PROBLEM TO WORK ON. In the listing below, locate the lines bearing the word "滨晓线改造接入晓店变线路". Copy every one of them.

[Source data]
##############################

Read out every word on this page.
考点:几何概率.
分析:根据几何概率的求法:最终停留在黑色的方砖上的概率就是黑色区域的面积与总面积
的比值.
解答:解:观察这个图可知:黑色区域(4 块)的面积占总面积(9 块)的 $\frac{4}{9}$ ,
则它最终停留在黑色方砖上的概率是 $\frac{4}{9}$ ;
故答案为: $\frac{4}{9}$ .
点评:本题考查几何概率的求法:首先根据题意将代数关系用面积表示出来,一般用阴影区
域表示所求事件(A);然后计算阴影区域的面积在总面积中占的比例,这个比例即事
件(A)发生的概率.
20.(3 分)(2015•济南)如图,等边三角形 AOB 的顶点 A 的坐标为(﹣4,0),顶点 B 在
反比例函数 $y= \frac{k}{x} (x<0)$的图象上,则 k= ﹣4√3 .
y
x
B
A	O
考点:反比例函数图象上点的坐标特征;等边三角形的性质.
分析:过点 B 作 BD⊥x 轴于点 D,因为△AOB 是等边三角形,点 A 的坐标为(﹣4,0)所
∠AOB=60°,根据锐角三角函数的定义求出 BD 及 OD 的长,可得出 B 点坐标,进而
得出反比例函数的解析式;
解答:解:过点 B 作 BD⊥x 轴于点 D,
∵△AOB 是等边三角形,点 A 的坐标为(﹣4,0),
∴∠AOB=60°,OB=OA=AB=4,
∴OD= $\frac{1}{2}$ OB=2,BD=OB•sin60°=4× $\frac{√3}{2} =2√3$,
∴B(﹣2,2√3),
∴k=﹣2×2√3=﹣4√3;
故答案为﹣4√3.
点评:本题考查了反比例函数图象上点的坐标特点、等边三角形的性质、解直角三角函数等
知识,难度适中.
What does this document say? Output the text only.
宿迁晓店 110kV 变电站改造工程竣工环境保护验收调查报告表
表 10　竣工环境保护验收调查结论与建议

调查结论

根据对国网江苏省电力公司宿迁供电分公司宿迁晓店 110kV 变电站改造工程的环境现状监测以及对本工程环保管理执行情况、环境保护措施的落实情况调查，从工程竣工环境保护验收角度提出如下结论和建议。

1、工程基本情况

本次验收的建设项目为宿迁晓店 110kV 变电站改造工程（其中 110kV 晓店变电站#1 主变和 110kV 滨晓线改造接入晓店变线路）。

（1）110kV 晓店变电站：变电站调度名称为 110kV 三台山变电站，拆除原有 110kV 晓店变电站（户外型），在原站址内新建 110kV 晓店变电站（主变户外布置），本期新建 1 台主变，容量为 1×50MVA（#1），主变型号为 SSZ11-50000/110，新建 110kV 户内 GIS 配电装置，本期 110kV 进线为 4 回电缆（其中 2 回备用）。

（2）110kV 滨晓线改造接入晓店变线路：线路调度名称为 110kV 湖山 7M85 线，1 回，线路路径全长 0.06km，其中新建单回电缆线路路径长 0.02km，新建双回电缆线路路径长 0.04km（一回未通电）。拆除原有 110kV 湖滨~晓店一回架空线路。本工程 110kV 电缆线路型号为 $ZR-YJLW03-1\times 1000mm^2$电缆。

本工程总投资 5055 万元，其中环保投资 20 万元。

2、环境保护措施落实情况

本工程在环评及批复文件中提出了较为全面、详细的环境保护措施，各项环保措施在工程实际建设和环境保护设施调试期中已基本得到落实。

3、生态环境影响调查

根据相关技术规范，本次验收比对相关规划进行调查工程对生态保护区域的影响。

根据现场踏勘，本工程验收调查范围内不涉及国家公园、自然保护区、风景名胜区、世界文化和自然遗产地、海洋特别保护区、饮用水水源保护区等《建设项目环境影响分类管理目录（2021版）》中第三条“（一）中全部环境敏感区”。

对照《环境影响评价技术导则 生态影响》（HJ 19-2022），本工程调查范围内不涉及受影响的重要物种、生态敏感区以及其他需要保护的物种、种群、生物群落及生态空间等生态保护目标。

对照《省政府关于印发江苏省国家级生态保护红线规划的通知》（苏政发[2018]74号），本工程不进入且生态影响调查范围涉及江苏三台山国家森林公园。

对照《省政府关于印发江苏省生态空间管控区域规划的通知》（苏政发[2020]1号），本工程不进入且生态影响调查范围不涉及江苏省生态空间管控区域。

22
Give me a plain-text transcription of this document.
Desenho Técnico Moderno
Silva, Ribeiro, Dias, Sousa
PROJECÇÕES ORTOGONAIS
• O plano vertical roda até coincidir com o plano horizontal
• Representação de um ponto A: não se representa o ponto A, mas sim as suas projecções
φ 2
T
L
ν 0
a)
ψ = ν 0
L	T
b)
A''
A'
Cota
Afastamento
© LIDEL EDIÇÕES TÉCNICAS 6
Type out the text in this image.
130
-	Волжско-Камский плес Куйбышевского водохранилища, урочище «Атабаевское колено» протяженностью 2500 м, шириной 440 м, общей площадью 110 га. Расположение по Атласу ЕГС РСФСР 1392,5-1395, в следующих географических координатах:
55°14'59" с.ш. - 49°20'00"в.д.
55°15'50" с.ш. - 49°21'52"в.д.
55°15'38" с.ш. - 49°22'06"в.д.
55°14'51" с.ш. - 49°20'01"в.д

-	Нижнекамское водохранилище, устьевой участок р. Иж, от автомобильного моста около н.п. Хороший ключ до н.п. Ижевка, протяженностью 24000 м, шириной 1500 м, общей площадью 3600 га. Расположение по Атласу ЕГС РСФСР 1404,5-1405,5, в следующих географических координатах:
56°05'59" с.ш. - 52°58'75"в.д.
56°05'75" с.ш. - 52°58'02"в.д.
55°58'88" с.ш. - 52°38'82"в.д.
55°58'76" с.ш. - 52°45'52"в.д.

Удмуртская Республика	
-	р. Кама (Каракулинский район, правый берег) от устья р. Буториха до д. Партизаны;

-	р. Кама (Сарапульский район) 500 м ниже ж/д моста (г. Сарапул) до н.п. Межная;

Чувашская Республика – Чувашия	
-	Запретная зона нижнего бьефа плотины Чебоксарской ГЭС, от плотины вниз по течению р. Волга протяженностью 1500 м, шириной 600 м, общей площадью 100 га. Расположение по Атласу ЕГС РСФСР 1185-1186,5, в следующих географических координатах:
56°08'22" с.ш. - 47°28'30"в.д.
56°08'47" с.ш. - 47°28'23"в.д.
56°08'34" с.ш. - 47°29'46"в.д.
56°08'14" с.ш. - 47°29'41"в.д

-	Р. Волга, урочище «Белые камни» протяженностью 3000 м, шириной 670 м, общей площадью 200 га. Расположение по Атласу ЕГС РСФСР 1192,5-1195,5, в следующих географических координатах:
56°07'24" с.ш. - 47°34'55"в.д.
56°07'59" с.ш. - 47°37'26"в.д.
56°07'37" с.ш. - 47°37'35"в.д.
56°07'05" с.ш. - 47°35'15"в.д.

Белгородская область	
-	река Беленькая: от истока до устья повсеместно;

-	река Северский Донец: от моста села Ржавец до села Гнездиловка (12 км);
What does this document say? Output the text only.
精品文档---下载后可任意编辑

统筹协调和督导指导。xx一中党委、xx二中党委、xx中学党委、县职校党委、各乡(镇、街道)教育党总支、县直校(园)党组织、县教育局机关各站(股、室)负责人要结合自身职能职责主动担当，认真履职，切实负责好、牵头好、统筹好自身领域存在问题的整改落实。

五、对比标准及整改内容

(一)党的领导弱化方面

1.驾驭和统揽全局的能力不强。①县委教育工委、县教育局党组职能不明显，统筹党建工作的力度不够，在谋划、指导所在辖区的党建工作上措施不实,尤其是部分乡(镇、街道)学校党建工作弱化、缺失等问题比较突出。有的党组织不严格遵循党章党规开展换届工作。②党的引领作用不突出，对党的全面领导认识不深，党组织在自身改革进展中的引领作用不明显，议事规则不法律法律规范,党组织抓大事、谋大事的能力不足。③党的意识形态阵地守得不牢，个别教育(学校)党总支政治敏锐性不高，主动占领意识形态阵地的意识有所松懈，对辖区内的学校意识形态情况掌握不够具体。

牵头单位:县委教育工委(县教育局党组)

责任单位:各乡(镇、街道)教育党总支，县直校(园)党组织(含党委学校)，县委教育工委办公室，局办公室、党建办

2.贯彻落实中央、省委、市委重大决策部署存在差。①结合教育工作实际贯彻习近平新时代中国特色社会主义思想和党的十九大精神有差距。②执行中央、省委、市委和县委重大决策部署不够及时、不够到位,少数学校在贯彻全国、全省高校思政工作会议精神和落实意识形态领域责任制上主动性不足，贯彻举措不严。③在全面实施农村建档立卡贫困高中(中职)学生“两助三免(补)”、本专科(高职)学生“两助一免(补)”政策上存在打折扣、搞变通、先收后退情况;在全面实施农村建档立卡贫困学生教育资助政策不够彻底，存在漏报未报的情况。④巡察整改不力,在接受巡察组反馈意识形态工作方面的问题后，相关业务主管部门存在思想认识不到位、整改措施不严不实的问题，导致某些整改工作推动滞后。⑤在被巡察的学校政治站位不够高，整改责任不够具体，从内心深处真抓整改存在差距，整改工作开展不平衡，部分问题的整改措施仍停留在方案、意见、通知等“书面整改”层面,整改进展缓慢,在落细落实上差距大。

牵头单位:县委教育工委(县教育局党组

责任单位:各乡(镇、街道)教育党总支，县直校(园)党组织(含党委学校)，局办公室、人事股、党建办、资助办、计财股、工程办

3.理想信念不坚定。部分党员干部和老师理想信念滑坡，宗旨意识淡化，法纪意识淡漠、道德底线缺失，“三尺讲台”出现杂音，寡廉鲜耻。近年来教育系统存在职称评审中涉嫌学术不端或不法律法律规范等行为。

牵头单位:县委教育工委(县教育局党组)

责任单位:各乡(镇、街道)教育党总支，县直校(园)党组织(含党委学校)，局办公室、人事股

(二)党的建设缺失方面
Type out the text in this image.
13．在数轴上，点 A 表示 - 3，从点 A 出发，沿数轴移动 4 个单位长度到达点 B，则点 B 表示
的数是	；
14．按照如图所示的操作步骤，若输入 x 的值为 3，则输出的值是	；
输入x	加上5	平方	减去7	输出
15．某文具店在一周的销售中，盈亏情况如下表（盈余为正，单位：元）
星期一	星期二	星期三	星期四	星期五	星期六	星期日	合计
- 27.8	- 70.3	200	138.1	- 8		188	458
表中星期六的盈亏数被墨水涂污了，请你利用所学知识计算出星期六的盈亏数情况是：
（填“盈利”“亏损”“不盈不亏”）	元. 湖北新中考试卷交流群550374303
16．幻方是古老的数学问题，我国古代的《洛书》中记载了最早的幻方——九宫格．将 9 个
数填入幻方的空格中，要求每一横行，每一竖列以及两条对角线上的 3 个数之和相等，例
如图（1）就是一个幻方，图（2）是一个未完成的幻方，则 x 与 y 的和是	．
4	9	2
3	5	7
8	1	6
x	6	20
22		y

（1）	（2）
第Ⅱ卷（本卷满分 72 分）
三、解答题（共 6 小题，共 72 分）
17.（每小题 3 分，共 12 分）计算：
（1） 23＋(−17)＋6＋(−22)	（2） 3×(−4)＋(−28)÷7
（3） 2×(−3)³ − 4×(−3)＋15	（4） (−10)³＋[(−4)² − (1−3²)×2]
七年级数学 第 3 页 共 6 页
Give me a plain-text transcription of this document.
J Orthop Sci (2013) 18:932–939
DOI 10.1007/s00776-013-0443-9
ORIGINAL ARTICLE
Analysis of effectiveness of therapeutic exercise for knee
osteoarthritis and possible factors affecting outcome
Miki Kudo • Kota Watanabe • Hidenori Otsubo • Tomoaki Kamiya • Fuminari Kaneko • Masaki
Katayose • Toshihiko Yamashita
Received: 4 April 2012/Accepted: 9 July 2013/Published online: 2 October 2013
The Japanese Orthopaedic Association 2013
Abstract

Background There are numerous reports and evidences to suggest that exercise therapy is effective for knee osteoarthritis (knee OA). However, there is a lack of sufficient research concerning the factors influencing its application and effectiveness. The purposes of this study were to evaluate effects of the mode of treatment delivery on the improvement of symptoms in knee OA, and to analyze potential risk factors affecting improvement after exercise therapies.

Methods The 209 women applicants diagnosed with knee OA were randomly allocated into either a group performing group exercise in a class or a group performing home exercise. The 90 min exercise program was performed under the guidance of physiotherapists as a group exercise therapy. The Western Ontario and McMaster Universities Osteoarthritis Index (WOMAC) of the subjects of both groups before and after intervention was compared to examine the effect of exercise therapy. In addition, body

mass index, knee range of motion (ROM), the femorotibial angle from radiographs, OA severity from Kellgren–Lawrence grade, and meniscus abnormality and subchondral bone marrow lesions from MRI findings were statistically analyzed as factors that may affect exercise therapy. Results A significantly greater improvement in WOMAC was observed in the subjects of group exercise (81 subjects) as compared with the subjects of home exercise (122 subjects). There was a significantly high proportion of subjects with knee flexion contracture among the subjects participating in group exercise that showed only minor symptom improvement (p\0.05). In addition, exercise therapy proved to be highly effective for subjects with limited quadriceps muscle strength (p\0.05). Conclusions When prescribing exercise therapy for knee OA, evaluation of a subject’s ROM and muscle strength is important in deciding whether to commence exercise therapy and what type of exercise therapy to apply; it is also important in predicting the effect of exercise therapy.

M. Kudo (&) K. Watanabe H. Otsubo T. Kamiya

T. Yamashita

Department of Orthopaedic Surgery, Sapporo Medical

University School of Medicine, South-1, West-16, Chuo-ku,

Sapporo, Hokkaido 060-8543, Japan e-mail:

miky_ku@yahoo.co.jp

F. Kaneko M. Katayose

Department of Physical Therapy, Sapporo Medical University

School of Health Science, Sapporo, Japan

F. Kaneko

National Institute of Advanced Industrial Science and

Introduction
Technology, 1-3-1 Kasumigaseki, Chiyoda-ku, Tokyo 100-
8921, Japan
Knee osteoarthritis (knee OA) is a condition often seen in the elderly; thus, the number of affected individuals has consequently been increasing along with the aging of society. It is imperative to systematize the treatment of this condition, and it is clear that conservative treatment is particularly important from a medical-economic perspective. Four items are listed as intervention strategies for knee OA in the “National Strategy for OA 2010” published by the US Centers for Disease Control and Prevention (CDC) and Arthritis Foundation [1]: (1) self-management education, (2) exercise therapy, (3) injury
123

##############################

FULL RESPONSE.
本次验收的建设项目为宿迁晓店 110kV 变电站改造工程（其中 110kV 晓店变电站#1 主变和 110kV 滨晓线改造接入晓店变线路）。
（2）110kV 滨晓线改造接入晓店变线路：线路调度名称为 110kV 湖山 7M85 线，1 回，线路路径全长 0.06km，其中新建单回电缆线路路径长 0.02km，新建双回电缆线路路径长 0.04km（一回未通电）。拆除原有 110kV 湖滨~晓店一回架空线路。本工程 110kV 电缆线路型号为 $ZR-YJLW03-1\times 1000mm^2$电缆。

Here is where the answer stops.